■ **SHORT TASK**
Rewrite these lines as a Markdown table with the columns Number and Text, leaving out blank lines. Begin at the line that has "Patent image size: (676, 495).", and stop after the line that has "The multi-layer coating 140 is at (343, 88).".

■ **STORED RECORDS**
_____

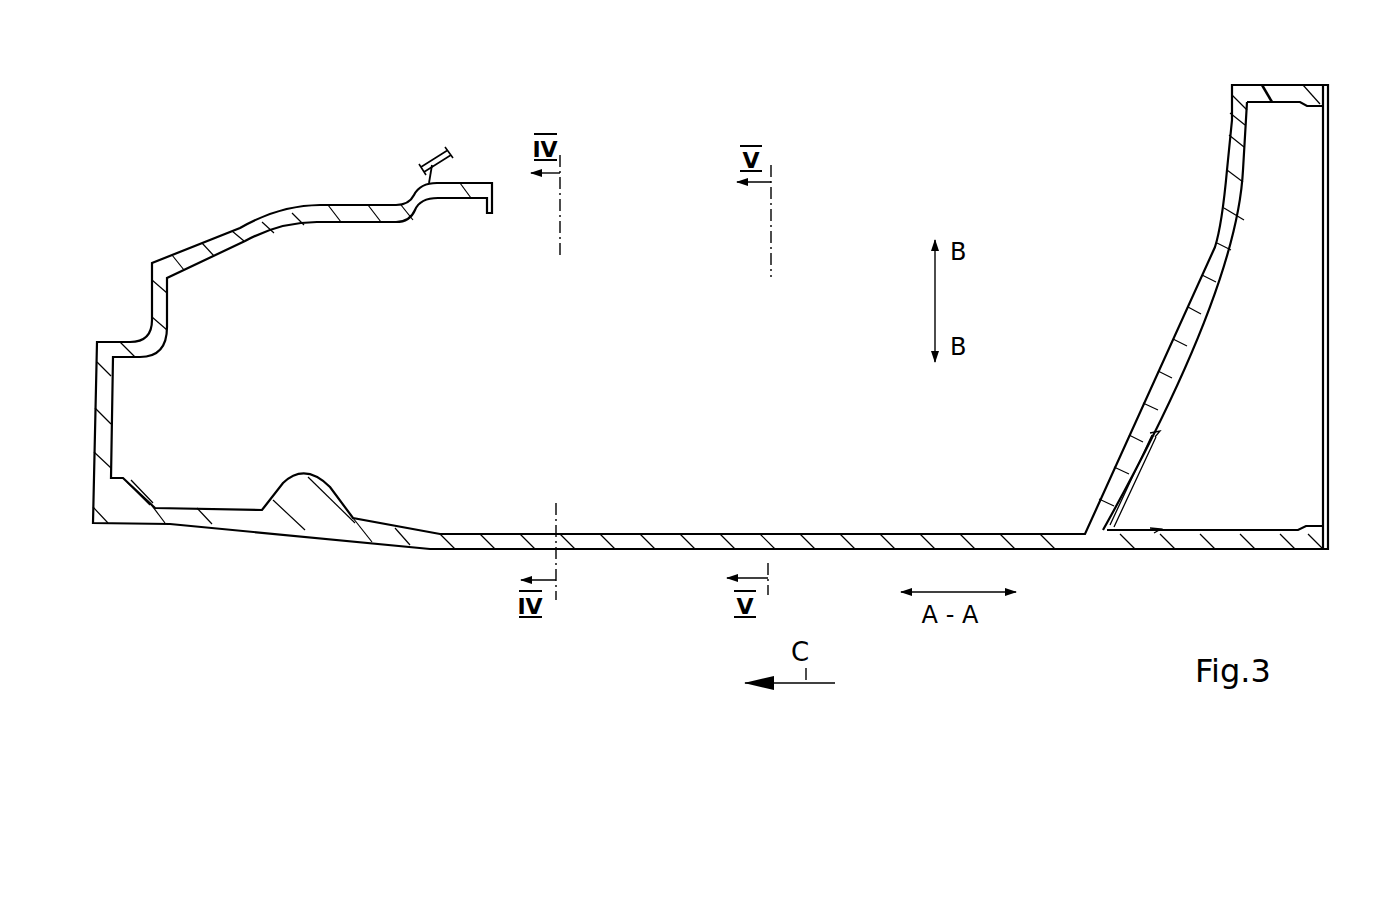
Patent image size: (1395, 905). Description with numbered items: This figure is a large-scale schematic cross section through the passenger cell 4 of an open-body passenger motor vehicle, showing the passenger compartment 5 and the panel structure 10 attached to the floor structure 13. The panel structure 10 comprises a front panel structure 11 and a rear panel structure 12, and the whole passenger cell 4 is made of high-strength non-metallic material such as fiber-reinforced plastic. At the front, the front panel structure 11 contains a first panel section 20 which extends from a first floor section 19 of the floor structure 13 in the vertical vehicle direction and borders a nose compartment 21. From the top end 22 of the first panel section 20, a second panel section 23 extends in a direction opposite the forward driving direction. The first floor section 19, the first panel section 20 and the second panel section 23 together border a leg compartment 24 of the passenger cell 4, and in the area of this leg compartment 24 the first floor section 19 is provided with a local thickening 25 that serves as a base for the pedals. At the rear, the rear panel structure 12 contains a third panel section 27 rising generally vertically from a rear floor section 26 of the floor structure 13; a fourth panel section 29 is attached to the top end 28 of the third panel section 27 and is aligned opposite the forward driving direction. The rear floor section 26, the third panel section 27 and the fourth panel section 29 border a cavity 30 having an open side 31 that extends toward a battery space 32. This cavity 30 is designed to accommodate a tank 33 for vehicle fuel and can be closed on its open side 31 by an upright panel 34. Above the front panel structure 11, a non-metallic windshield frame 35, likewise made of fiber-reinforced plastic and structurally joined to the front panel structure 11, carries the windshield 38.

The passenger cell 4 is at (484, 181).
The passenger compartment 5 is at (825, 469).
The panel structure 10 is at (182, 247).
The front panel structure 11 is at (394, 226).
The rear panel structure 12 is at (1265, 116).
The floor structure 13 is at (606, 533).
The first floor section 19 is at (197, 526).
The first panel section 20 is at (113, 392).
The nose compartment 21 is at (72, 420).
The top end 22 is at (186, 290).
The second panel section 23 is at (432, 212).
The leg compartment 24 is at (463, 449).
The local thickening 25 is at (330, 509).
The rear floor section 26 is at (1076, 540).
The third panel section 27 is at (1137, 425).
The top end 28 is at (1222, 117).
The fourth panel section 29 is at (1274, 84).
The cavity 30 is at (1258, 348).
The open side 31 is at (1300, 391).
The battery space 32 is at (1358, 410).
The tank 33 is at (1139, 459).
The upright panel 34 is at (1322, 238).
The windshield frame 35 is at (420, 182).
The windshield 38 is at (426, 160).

_____

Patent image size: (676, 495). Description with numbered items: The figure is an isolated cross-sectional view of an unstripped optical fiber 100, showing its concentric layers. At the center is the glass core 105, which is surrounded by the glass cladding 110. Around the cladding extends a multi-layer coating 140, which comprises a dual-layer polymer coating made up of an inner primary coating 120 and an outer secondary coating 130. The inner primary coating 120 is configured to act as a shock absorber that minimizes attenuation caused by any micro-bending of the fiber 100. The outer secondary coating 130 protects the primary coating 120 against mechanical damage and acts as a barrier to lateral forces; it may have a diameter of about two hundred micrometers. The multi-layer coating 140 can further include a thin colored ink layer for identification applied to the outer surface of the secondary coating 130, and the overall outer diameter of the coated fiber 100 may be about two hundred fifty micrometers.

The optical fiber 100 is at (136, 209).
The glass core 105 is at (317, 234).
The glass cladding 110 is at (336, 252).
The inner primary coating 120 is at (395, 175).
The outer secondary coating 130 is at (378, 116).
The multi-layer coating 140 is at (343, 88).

_____

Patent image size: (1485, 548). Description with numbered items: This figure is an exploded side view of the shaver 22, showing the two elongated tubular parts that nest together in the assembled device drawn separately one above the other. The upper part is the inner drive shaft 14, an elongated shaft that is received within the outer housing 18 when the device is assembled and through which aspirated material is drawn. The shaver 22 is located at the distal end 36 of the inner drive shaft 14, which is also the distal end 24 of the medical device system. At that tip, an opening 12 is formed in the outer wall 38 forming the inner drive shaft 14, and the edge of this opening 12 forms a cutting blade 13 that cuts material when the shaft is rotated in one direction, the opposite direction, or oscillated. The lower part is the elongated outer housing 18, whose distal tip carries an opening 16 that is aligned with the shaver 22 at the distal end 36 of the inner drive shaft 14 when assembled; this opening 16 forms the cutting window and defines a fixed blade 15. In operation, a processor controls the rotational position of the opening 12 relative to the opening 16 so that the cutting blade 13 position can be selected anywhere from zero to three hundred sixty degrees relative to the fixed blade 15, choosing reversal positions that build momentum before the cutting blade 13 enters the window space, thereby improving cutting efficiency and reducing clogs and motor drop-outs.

_____

■ **SOLUTION TO THIS PROBLEM**
| Number | Text |
|---|---|
| 1 | Patent image size: (676, 495). Description with numbered items: The figure is an isolated cross-sectional view of an unstripped optical fiber 100, showing its concentric layers. At the center is the glass core 105, which is surrounded by the glass cladding 110. Around the cladding extends a multi-layer coating 140, which comprises a dual-layer polymer coating made up of an inner primary coating 120 and an outer secondary coating 130. The inner primary coating 120 is configured to act as a shock absorber that minimizes attenuation caused by any micro-bending of the fiber 100. The outer secondary coating 130 protects the primary coating 120 against mechanical damage and acts as a barrier to lateral forces; it may have a diameter of about two hundred micrometers. The multi-layer coating 140 can further include a thin colored ink layer for identification applied to the outer surface of the secondary coating 130, and the overall outer diameter of the coated fiber 100 may be about two hundred fifty micrometers. |
| 2 | The optical fiber 100 is at (136, 209). |
| 3 | The glass core 105 is at (317, 234). |
| 4 | The glass cladding 110 is at (336, 252). |
| 5 | The inner primary coating 120 is at (395, 175). |
| 6 | The outer secondary coating 130 is at (378, 116). |
| 7 | The multi-layer coating 140 is at (343, 88). |